Aim >> Write down every entry below once more, exactly.

#### Data rows

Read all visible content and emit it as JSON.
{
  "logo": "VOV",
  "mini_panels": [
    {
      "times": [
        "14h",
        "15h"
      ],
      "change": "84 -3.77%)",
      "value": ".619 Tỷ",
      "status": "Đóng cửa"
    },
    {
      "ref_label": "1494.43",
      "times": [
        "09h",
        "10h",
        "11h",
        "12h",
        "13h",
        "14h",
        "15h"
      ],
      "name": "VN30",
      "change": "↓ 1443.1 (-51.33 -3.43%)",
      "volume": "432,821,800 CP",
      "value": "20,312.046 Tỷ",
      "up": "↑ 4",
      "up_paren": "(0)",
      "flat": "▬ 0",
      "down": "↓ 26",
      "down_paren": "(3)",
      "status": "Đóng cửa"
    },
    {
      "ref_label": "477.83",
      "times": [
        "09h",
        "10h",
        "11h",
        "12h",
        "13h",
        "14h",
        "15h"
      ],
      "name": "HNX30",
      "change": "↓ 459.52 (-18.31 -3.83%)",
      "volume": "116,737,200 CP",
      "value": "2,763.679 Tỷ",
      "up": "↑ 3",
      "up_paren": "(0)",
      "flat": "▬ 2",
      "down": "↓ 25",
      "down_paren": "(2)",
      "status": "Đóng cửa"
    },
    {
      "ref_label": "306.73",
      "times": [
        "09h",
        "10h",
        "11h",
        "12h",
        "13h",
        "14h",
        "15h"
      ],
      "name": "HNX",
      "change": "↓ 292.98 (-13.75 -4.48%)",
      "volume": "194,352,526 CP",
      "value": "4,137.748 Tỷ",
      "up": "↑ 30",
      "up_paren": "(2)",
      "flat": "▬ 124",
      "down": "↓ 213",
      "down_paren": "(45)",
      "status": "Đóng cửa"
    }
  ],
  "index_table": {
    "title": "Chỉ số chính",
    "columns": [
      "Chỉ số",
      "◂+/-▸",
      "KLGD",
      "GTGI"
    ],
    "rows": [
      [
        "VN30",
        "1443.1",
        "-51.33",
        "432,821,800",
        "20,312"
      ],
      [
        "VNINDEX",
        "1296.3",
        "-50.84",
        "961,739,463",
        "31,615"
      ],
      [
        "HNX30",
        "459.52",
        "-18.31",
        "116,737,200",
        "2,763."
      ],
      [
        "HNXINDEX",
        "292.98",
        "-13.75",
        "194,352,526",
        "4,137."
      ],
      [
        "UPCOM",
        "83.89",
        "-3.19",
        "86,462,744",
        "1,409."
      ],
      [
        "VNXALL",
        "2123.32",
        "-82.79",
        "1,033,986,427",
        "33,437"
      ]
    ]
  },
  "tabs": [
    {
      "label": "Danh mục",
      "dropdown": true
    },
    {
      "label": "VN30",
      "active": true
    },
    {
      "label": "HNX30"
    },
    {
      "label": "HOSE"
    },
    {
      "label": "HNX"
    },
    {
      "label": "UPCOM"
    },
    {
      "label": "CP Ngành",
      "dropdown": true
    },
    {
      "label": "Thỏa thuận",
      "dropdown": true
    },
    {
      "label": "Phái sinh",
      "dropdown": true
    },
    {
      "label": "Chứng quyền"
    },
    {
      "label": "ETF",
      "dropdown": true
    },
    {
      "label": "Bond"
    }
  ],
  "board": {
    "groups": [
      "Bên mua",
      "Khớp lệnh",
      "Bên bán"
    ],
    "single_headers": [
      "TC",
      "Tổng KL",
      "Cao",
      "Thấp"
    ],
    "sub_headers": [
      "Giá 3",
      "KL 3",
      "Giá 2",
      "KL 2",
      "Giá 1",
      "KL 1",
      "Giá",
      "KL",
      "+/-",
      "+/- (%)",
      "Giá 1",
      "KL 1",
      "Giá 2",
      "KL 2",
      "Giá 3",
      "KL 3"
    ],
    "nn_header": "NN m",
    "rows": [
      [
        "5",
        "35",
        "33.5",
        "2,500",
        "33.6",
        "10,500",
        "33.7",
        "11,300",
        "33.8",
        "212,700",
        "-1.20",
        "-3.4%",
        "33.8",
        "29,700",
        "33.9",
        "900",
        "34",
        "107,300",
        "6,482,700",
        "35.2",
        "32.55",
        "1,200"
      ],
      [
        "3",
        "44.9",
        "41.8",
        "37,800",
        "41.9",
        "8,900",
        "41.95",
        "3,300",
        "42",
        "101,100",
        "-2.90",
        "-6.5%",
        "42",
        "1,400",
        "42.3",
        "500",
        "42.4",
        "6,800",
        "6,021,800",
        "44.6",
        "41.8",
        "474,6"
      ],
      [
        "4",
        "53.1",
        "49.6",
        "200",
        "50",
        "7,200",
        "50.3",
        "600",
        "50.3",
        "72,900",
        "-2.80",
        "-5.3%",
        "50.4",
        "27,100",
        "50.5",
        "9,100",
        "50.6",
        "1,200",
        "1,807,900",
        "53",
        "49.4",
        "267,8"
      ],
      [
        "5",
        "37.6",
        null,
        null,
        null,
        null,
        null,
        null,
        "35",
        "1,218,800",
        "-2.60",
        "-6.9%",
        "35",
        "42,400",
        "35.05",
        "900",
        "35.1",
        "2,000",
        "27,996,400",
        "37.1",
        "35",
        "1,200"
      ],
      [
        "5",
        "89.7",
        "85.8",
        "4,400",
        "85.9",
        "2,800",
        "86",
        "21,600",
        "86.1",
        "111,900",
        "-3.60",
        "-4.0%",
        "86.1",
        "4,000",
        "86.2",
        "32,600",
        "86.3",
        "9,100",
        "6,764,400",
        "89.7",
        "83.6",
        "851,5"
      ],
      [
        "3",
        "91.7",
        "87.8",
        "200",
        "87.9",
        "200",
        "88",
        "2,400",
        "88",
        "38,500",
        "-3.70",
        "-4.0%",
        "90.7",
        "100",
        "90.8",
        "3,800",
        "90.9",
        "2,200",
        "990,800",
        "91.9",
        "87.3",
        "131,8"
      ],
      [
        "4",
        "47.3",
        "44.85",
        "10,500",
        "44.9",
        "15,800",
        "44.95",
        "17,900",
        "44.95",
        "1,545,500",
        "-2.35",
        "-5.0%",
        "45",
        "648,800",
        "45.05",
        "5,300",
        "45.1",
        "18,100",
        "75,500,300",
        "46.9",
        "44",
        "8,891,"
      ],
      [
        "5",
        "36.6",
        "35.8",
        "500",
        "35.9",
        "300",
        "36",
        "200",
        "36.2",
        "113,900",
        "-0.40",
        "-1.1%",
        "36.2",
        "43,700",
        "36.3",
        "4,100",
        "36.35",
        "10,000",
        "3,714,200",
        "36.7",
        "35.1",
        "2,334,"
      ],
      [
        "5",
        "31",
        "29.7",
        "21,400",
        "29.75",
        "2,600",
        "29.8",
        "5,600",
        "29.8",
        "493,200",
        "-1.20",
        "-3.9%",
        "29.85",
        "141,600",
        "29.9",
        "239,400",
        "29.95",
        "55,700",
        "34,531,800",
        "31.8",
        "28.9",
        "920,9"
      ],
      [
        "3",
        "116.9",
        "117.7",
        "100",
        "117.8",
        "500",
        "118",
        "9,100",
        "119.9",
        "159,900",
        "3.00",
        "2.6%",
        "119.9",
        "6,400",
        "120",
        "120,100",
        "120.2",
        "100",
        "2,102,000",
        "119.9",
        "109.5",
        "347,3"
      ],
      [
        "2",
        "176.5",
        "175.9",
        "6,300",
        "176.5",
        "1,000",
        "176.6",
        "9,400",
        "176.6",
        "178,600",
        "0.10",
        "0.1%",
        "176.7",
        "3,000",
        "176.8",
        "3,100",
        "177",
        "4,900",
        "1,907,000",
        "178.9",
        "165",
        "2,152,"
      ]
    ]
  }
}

########

Result >>
Read all visible content and emit it as JSON.
{
  "logo": "VOV",
  "mini_panels": [
    {
      "times": [
        "14h",
        "15h"
      ],
      "change": "84 -3.77%)",
      "value": ".619 Tỷ",
      "status": "Đóng cửa"
    },
    {
      "ref_label": "1494.43",
      "times": [
        "09h",
        "10h",
        "11h",
        "12h",
        "13h",
        "14h",
        "15h"
      ],
      "name": "VN30",
      "change": "↓ 1443.1 (-51.33 -3.43%)",
      "volume": "432,821,800 CP",
      "value": "20,312.046 Tỷ",
      "up": "↑ 4",
      "up_paren": "(0)",
      "flat": "▬ 0",
      "down": "↓ 26",
      "down_paren": "(3)",
      "status": "Đóng cửa"
    },
    {
      "ref_label": "477.83",
      "times": [
        "09h",
        "10h",
        "11h",
        "12h",
        "13h",
        "14h",
        "15h"
      ],
      "name": "HNX30",
      "change": "↓ 459.52 (-18.31 -3.83%)",
      "volume": "116,737,200 CP",
      "value": "2,763.679 Tỷ",
      "up": "↑ 3",
      "up_paren": "(0)",
      "flat": "▬ 2",
      "down": "↓ 25",
      "down_paren": "(2)",
      "status": "Đóng cửa"
    },
    {
      "ref_label": "306.73",
      "times": [
        "09h",
        "10h",
        "11h",
        "12h",
        "13h",
        "14h",
        "15h"
      ],
      "name": "HNX",
      "change": "↓ 292.98 (-13.75 -4.48%)",
      "volume": "194,352,526 CP",
      "value": "4,137.748 Tỷ",
      "up": "↑ 30",
      "up_paren": "(2)",
      "flat": "▬ 124",
      "down": "↓ 213",
      "down_paren": "(45)",
      "status": "Đóng cửa"
    }
  ],
  "index_table": {
    "title": "Chỉ số chính",
    "columns": [
      "Chỉ số",
      "◂+/-▸",
      "KLGD",
      "GTGI"
    ],
    "rows": [
      [
        "VN30",
        "1443.1",
        "-51.33",
        "432,821,800",
        "20,312"
      ],
      [
        "VNINDEX",
        "1296.3",
        "-50.84",
        "961,739,463",
        "31,615"
      ],
      [
        "HNX30",
        "459.52",
        "-18.31",
        "116,737,200",
        "2,763."
      ],
      [
        "HNXINDEX",
        "292.98",
        "-13.75",
        "194,352,526",
        "4,137."
      ],
      [
        "UPCOM",
        "83.89",
        "-3.19",
        "86,462,744",
        "1,409."
      ],
      [
        "VNXALL",
        "2123.32",
        "-82.79",
        "1,033,986,427",
        "33,437"
      ]
    ]
  },
  "tabs": [
    {
      "label": "Danh mục",
      "dropdown": true
    },
    {
      "label": "VN30",
      "active": true
    },
    {
      "label": "HNX30"
    },
    {
      "label": "HOSE"
    },
    {
      "label": "HNX"
    },
    {
      "label": "UPCOM"
    },
    {
      "label": "CP Ngành",
      "dropdown": true
    },
    {
      "label": "Thỏa thuận",
      "dropdown": true
    },
    {
      "label": "Phái sinh",
      "dropdown": true
    },
    {
      "label": "Chứng quyền"
    },
    {
      "label": "ETF",
      "dropdown": true
    },
    {
      "label": "Bond"
    }
  ],
  "board": {
    "groups": [
      "Bên mua",
      "Khớp lệnh",
      "Bên bán"
    ],
    "single_headers": [
      "TC",
      "Tổng KL",
      "Cao",
      "Thấp"
    ],
    "sub_headers": [
      "Giá 3",
      "KL 3",
      "Giá 2",
      "KL 2",
      "Giá 1",
      "KL 1",
      "Giá",
      "KL",
      "+/-",
      "+/- (%)",
      "Giá 1",
      "KL 1",
      "Giá 2",
      "KL 2",
      "Giá 3",
      "KL 3"
    ],
    "nn_header": "NN m",
    "rows": [
      [
        "5",
        "35",
        "33.5",
        "2,500",
        "33.6",
        "10,500",
        "33.7",
        "11,300",
        "33.8",
        "212,700",
        "-1.20",
        "-3.4%",
        "33.8",
        "29,700",
        "33.9",
        "900",
        "34",
        "107,300",
        "6,482,700",
        "35.2",
        "32.55",
        "1,200"
      ],
      [
        "3",
        "44.9",
        "41.8",
        "37,800",
        "41.9",
        "8,900",
        "41.95",
        "3,300",
        "42",
        "101,100",
        "-2.90",
        "-6.5%",
        "42",
        "1,400",
        "42.3",
        "500",
        "42.4",
        "6,800",
        "6,021,800",
        "44.6",
        "41.8",
        "474,6"
      ],
      [
        "4",
        "53.1",
        "49.6",
        "200",
        "50",
        "7,200",
        "50.3",
        "600",
        "50.3",
        "72,900",
        "-2.80",
        "-5.3%",
        "50.4",
        "27,100",
        "50.5",
        "9,100",
        "50.6",
        "1,200",
        "1,807,900",
        "53",
        "49.4",
        "267,8"
      ],
      [
        "5",
        "37.6",
        null,
        null,
        null,
        null,
        null,
        null,
        "35",
        "1,218,800",
        "-2.60",
        "-6.9%",
        "35",
        "42,400",
        "35.05",
        "900",
        "35.1",
        "2,000",
        "27,996,400",
        "37.1",
        "35",
        "1,200"
      ],
      [
        "5",
        "89.7",
        "85.8",
        "4,400",
        "85.9",
        "2,800",
        "86",
        "21,600",
        "86.1",
        "111,900",
        "-3.60",
        "-4.0%",
        "86.1",
        "4,000",
        "86.2",
        "32,600",
        "86.3",
        "9,100",
        "6,764,400",
        "89.7",
        "83.6",
        "851,5"
      ],
      [
        "3",
        "91.7",
        "87.8",
        "200",
        "87.9",
        "200",
        "88",
        "2,400",
        "88",
        "38,500",
        "-3.70",
        "-4.0%",
        "90.7",
        "100",
        "90.8",
        "3,800",
        "90.9",
        "2,200",
        "990,800",
        "91.9",
        "87.3",
        "131,8"
      ],
      [
        "4",
        "47.3",
        "44.85",
        "10,500",
        "44.9",
        "15,800",
        "44.95",
        "17,900",
        "44.95",
        "1,545,500",
        "-2.35",
        "-5.0%",
        "45",
        "648,800",
        "45.05",
        "5,300",
        "45.1",
        "18,100",
        "75,500,300",
        "46.9",
        "44",
        "8,891,"
      ],
      [
        "5",
        "36.6",
        "35.8",
        "500",
        "35.9",
        "300",
        "36",
        "200",
        "36.2",
        "113,900",
        "-0.40",
        "-1.1%",
        "36.2",
        "43,700",
        "36.3",
        "4,100",
        "36.35",
        "10,000",
        "3,714,200",
        "36.7",
        "35.1",
        "2,334,"
      ],
      [
        "5",
        "31",
        "29.7",
        "21,400",
        "29.75",
        "2,600",
        "29.8",
        "5,600",
        "29.8",
        "493,200",
        "-1.20",
        "-3.9%",
        "29.85",
        "141,600",
        "29.9",
        "239,400",
        "29.95",
        "55,700",
        "34,531,800",
        "31.8",
        "28.9",
        "920,9"
      ],
      [
        "3",
        "116.9",
        "117.7",
        "100",
        "117.8",
        "500",
        "118",
        "9,100",
        "119.9",
        "159,900",
        "3.00",
        "2.6%",
        "119.9",
        "6,400",
        "120",
        "120,100",
        "120.2",
        "100",
        "2,102,000",
        "119.9",
        "109.5",
        "347,3"
      ],
      [
        "2",
        "176.5",
        "175.9",
        "6,300",
        "176.5",
        "1,000",
        "176.6",
        "9,400",
        "176.6",
        "178,600",
        "0.10",
        "0.1%",
        "176.7",
        "3,000",
        "176.8",
        "3,100",
        "177",
        "4,900",
        "1,907,000",
        "178.9",
        "165",
        "2,152,"
      ]
    ]
  }
}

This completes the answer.